INSTRUCTIONS TO FOLLOW. Read the records below. Copy each line where the string "Channel" occurs.

(Records)
►
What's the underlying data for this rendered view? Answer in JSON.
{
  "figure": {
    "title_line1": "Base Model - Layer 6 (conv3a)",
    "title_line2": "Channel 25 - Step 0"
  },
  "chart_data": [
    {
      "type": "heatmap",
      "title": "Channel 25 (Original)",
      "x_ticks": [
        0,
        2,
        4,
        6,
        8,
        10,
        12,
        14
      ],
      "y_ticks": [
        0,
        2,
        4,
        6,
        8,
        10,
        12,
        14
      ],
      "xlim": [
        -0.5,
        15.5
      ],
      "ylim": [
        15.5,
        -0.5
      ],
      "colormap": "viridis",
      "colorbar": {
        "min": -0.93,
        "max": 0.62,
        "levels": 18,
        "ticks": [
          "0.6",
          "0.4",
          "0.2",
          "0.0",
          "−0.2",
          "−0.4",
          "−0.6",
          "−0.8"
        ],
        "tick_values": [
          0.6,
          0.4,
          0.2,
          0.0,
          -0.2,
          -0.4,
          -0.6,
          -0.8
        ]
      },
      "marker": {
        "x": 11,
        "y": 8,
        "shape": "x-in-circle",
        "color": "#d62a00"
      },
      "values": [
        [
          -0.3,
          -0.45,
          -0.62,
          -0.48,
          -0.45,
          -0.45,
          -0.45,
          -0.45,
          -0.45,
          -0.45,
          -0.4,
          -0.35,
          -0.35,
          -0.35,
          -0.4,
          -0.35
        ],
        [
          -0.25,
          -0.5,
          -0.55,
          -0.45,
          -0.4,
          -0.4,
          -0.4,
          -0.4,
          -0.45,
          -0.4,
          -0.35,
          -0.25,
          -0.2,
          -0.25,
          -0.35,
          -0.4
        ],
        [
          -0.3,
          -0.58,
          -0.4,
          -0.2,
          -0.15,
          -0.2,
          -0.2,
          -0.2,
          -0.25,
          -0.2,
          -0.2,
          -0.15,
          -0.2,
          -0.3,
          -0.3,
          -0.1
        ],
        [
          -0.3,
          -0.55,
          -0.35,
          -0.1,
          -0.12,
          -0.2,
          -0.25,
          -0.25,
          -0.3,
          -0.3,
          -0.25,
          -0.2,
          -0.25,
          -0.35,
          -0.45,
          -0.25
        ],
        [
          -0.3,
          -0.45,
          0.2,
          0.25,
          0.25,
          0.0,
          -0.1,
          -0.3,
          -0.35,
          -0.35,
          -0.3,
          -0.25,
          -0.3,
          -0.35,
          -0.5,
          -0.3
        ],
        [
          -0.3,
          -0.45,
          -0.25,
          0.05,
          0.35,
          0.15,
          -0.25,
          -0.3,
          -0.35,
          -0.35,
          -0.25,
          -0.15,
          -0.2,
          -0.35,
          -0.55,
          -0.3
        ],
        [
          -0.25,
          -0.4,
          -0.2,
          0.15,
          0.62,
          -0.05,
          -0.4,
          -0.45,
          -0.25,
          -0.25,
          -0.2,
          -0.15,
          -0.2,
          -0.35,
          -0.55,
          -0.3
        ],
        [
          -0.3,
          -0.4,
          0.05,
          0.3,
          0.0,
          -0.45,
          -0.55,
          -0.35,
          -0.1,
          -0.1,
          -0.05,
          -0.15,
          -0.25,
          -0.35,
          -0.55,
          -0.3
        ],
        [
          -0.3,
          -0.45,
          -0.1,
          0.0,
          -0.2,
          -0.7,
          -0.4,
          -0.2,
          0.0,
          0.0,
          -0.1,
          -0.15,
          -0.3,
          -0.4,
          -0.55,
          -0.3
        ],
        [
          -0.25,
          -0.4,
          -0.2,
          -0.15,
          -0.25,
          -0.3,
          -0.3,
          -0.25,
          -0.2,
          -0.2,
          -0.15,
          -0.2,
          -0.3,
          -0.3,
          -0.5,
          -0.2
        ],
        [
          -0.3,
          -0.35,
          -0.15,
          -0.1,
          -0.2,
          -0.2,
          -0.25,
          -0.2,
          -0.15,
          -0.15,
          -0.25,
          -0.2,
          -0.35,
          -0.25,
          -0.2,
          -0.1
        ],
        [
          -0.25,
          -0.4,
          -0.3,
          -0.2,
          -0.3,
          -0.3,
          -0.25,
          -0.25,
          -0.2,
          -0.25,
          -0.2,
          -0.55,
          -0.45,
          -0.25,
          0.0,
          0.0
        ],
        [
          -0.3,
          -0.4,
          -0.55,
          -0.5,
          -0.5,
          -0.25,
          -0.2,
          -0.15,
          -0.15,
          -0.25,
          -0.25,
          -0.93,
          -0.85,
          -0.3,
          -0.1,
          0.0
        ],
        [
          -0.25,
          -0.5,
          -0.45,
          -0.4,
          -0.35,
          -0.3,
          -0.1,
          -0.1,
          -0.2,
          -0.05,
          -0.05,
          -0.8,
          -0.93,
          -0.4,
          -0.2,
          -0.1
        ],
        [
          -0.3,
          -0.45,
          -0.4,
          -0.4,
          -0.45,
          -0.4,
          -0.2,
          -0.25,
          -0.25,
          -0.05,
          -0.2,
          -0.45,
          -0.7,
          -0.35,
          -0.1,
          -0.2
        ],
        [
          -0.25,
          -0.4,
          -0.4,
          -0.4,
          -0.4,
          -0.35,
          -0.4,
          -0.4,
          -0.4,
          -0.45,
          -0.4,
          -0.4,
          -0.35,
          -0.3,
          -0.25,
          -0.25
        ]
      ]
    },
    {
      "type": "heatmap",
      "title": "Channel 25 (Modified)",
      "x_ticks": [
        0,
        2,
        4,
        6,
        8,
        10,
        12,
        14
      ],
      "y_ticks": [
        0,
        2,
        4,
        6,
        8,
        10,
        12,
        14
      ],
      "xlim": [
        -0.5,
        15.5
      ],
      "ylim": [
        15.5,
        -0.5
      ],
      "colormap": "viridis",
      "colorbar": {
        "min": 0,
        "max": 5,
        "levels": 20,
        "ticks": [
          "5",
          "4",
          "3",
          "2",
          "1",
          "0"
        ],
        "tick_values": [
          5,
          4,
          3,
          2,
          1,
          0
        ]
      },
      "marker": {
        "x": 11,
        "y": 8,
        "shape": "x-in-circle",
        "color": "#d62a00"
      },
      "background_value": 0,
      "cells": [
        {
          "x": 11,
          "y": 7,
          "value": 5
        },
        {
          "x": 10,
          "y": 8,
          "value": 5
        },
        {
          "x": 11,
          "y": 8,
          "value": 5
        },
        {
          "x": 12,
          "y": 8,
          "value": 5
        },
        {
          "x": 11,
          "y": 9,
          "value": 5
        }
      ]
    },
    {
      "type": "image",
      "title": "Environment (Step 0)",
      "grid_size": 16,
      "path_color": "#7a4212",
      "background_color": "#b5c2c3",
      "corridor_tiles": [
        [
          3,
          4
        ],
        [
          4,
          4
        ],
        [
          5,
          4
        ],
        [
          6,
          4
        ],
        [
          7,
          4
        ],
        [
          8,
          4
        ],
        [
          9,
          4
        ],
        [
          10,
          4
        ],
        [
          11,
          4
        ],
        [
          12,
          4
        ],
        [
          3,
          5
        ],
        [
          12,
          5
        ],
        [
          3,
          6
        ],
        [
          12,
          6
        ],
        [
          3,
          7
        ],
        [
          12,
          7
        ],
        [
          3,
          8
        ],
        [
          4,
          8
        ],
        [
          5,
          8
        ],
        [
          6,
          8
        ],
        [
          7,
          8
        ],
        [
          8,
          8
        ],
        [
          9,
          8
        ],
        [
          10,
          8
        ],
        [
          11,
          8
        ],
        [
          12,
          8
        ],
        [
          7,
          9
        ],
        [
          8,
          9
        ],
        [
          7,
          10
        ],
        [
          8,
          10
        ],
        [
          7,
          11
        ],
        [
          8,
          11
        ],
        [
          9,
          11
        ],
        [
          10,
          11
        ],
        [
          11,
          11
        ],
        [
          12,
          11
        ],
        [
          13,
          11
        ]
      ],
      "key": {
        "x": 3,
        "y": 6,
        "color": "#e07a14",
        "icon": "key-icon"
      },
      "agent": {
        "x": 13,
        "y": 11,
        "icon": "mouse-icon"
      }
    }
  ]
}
◄
WRITTEN SOLUTION.
    "title_line2": "Channel 25 - Step 0"
      "title": "Channel 25 (Original)",
      "title": "Channel 25 (Modified)",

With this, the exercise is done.